Task instructions -
Collect from the data below each line with "this".

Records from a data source
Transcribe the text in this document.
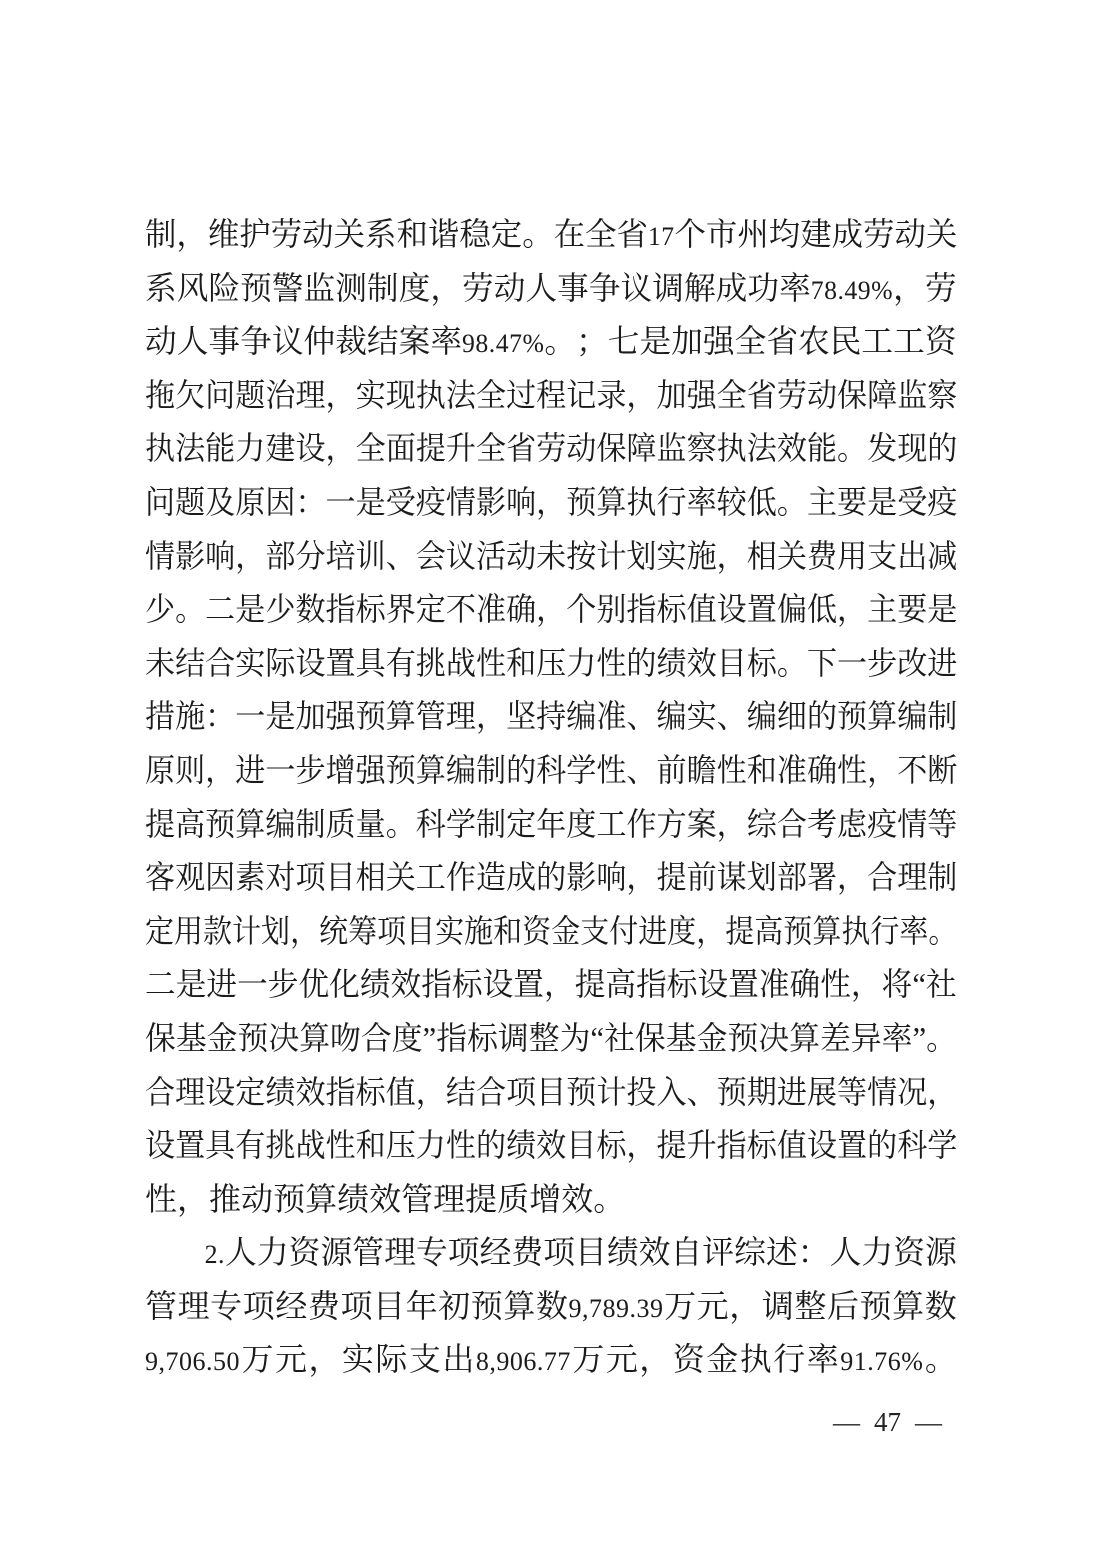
制 ， 维 护 劳 动 关 系 和 谐 稳 定 。 在 全 省 17 个 市 州 均 建 成 劳 动 关
系 风 险 预 警 监 测 制 度 ， 劳 动 人 事 争 议 调 解 成 功 率 78.49% ， 劳
动 人 事 争 议 仲 裁 结 案 率 98.47% 。 ； 七 是 加 强 全 省 农 民 工 工 资
拖 欠 问 题 治 理 ， 实 现 执 法 全 过 程 记 录 ， 加 强 全 省 劳 动 保 障 监 察
执 法 能 力 建 设 ， 全 面 提 升 全 省 劳 动 保 障 监 察 执 法 效 能 。 发 现 的
问 题 及 原 因 ： 一 是 受 疫 情 影 响 ， 预 算 执 行 率 较 低 。 主 要 是 受 疫
情 影 响 ， 部 分 培 训 、 会 议 活 动 未 按 计 划 实 施 ， 相 关 费 用 支 出 减
少 。 二 是 少 数 指 标 界 定 不 准 确 ， 个 别 指 标 值 设 置 偏 低 ， 主 要 是
未 结 合 实 际 设 置 具 有 挑 战 性 和 压 力 性 的 绩 效 目 标 。 下 一 步 改 进
措 施 ： 一 是 加 强 预 算 管 理 ， 坚 持 编 准 、 编 实 、 编 细 的 预 算 编 制
原 则 ， 进 一 步 增 强 预 算 编 制 的 科 学 性 、 前 瞻 性 和 准 确 性 ， 不 断
提 高 预 算 编 制 质 量 。 科 学 制 定 年 度 工 作 方 案 ， 综 合 考 虑 疫 情 等
客 观 因 素 对 项 目 相 关 工 作 造 成 的 影 响 ， 提 前 谋 划 部 署 ， 合 理 制
定 用 款 计 划 ， 统 筹 项 目 实 施 和 资 金 支 付 进 度 ， 提 高 预 算 执 行 率 。
二 是 进 一 步 优 化 绩 效 指 标 设 置 ， 提 高 指 标 设 置 准 确 性 ， 将 “ 社
保 基 金 预 决 算 吻 合 度 ” 指 标 调 整 为 “ 社 保 基 金 预 决 算 差 异 率 ” 。
合 理 设 定 绩 效 指 标 值 ， 结 合 项 目 预 计 投 入 、 预 期 进 展 等 情 况 ，
设 置 具 有 挑 战 性 和 压 力 性 的 绩 效 目 标 ， 提 升 指 标 值 设 置 的 科 学
性 ， 推 动 预 算 绩 效 管 理 提 质 增 效 。
2. 人 力 资 源 管 理 专 项 经 费 项 目 绩 效 自 评 综 述 ： 人 力 资 源
管 理 专 项 经 费 项 目 年 初 预 算 数 9,789.39 万 元 ， 调 整 后 预 算 数
9,706.50 万 元 ， 实 际 支 出 8,906.77 万 元 ， 资 金 执 行 率 91.76% 。
— 47 —
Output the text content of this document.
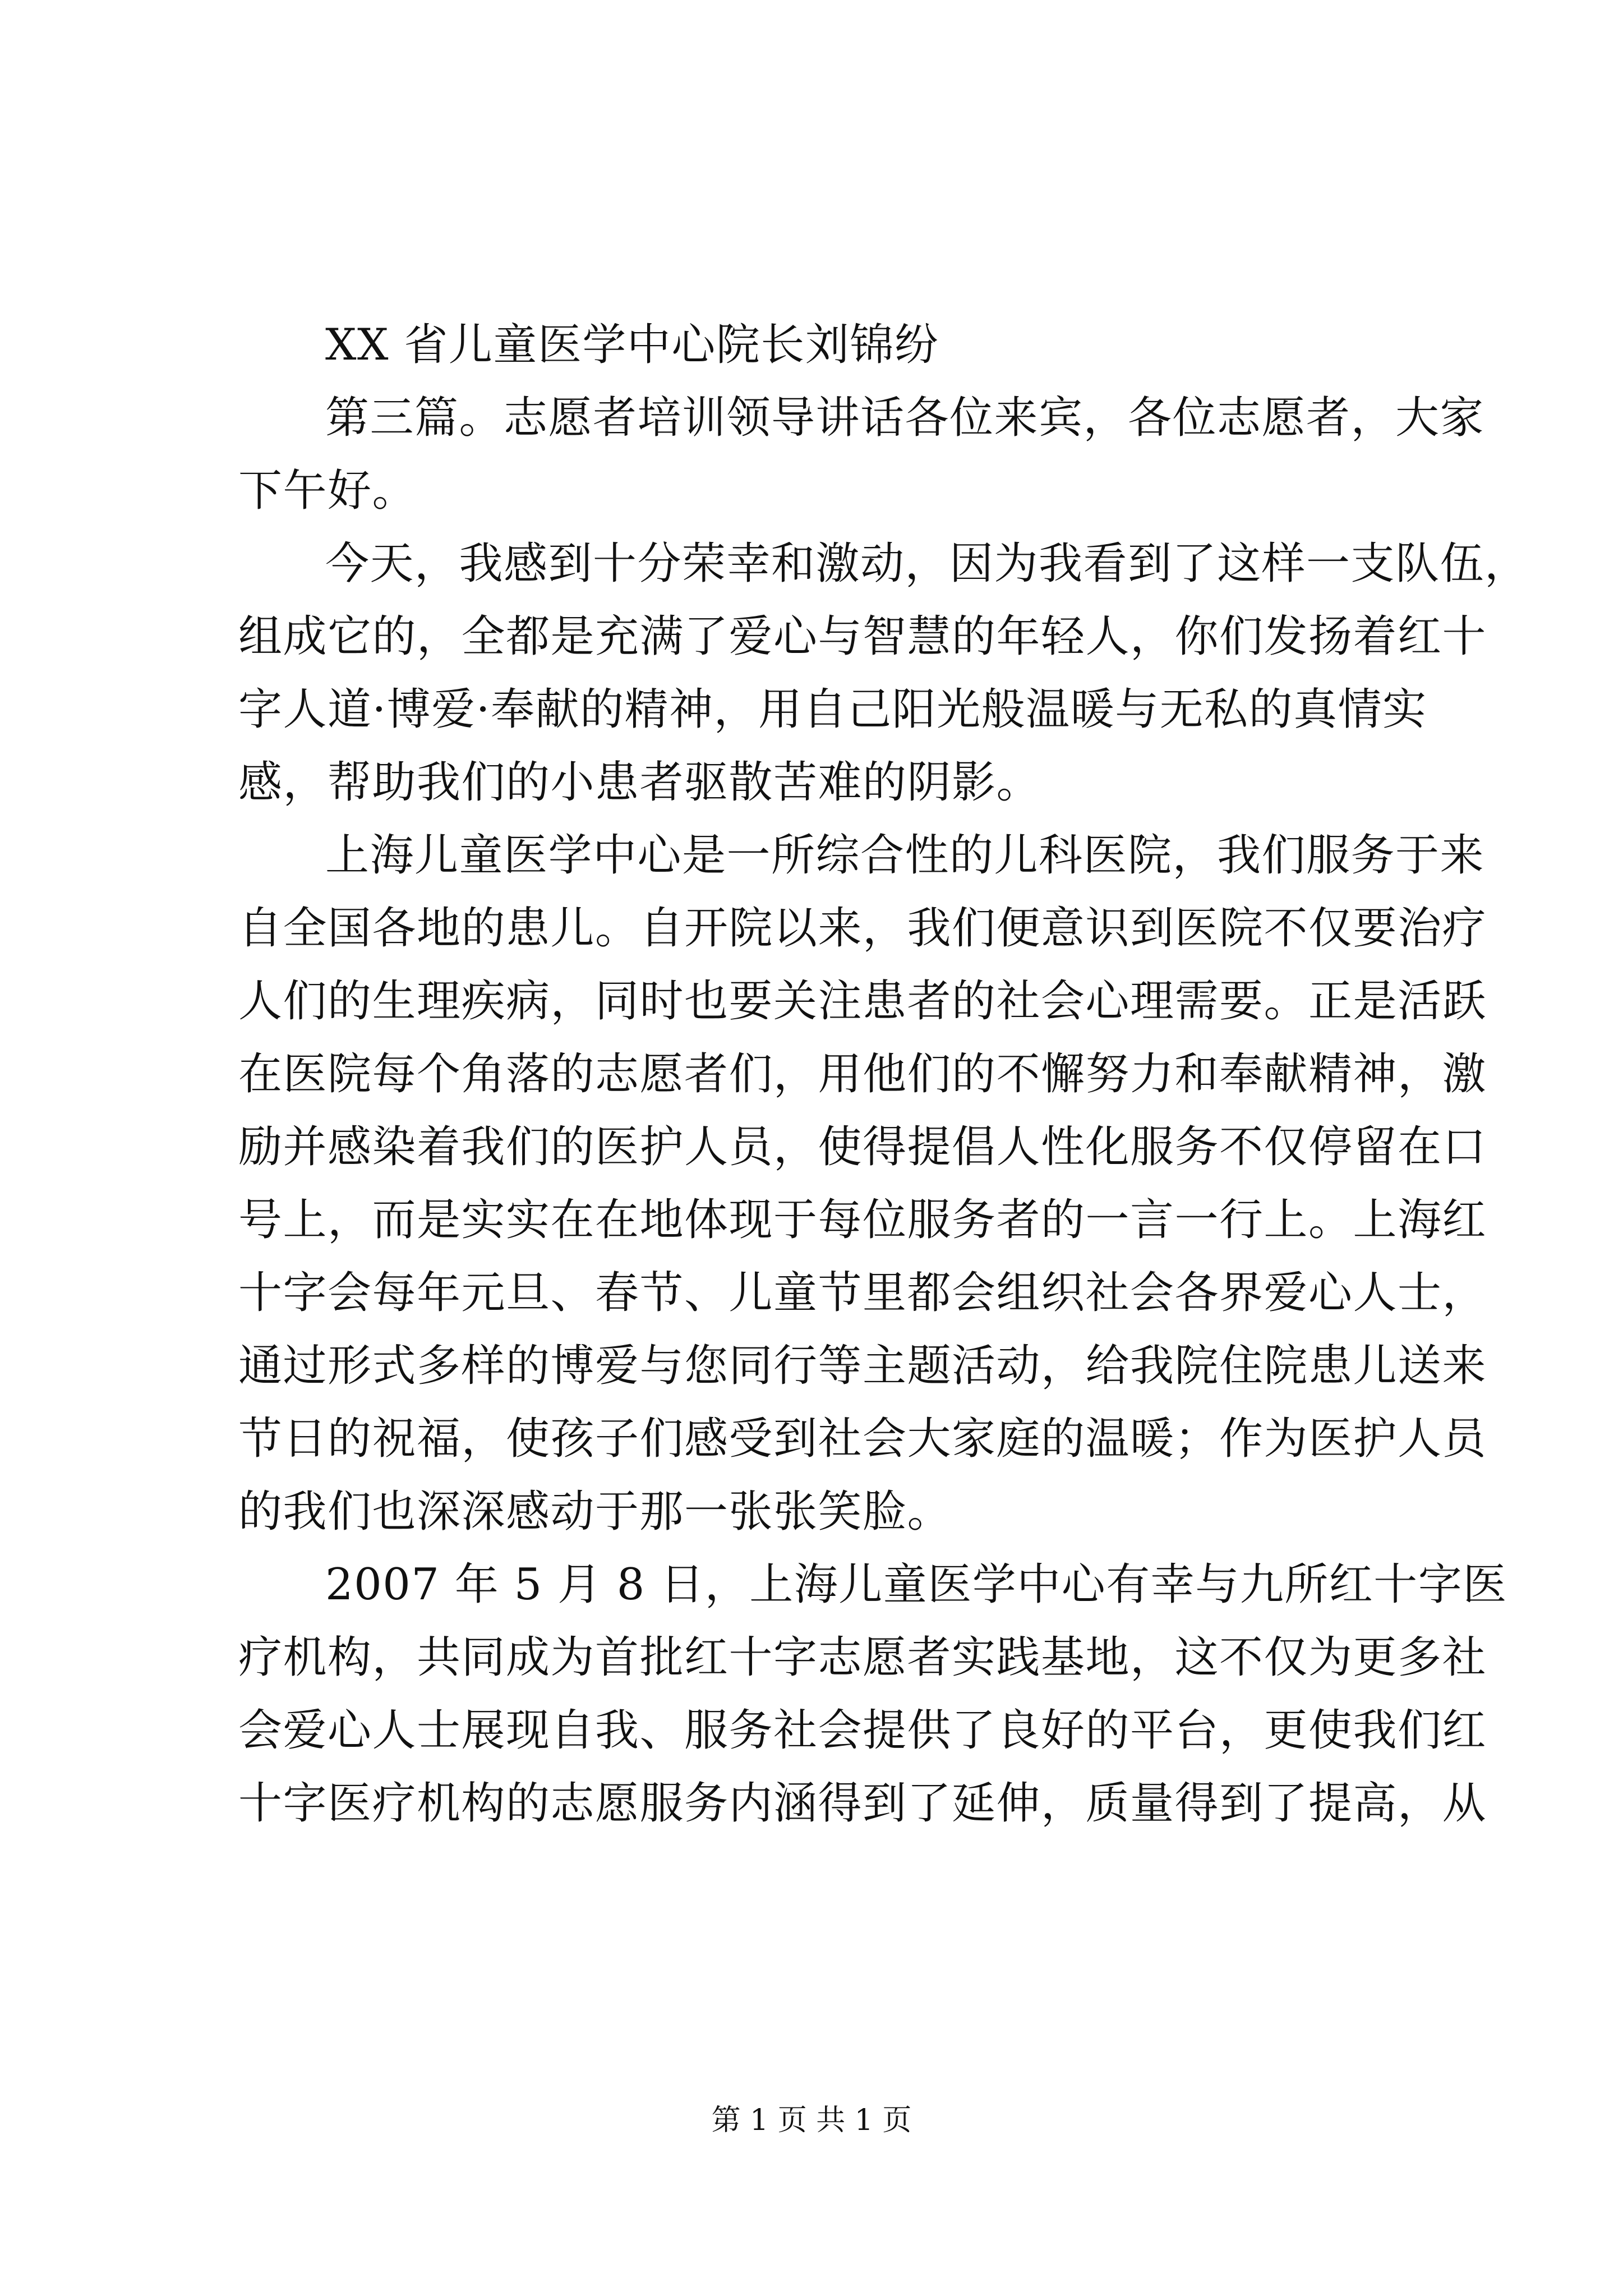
XX 省儿童医学中心院长刘锦纷
第三篇。志愿者培训领导讲话各位来宾，各位志愿者，大家
下午好。
今天，我感到十分荣幸和激动，因为我看到了这样一支队伍，
组成它的，全都是充满了爱心与智慧的年轻人，你们发扬着红十
字人道·博爱·奉献的精神，用自己阳光般温暖与无私的真情实
感，帮助我们的小患者驱散苦难的阴影。
上海儿童医学中心是一所综合性的儿科医院，我们服务于来
自全国各地的患儿。自开院以来，我们便意识到医院不仅要治疗
人们的生理疾病，同时也要关注患者的社会心理需要。正是活跃
在医院每个角落的志愿者们，用他们的不懈努力和奉献精神，激
励并感染着我们的医护人员，使得提倡人性化服务不仅停留在口
号上，而是实实在在地体现于每位服务者的一言一行上。上海红
十字会每年元旦、春节、儿童节里都会组织社会各界爱心人士，
通过形式多样的博爱与您同行等主题活动，给我院住院患儿送来
节日的祝福，使孩子们感受到社会大家庭的温暖；作为医护人员
的我们也深深感动于那一张张笑脸。
2007 年 5 月 8 日，上海儿童医学中心有幸与九所红十字医
疗机构，共同成为首批红十字志愿者实践基地，这不仅为更多社
会爱心人士展现自我、服务社会提供了良好的平台，更使我们红
十字医疗机构的志愿服务内涵得到了延伸，质量得到了提高，从
第 1 页 共 1 页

Result below -
Transcribe the text in this document.
Output the text content of this document.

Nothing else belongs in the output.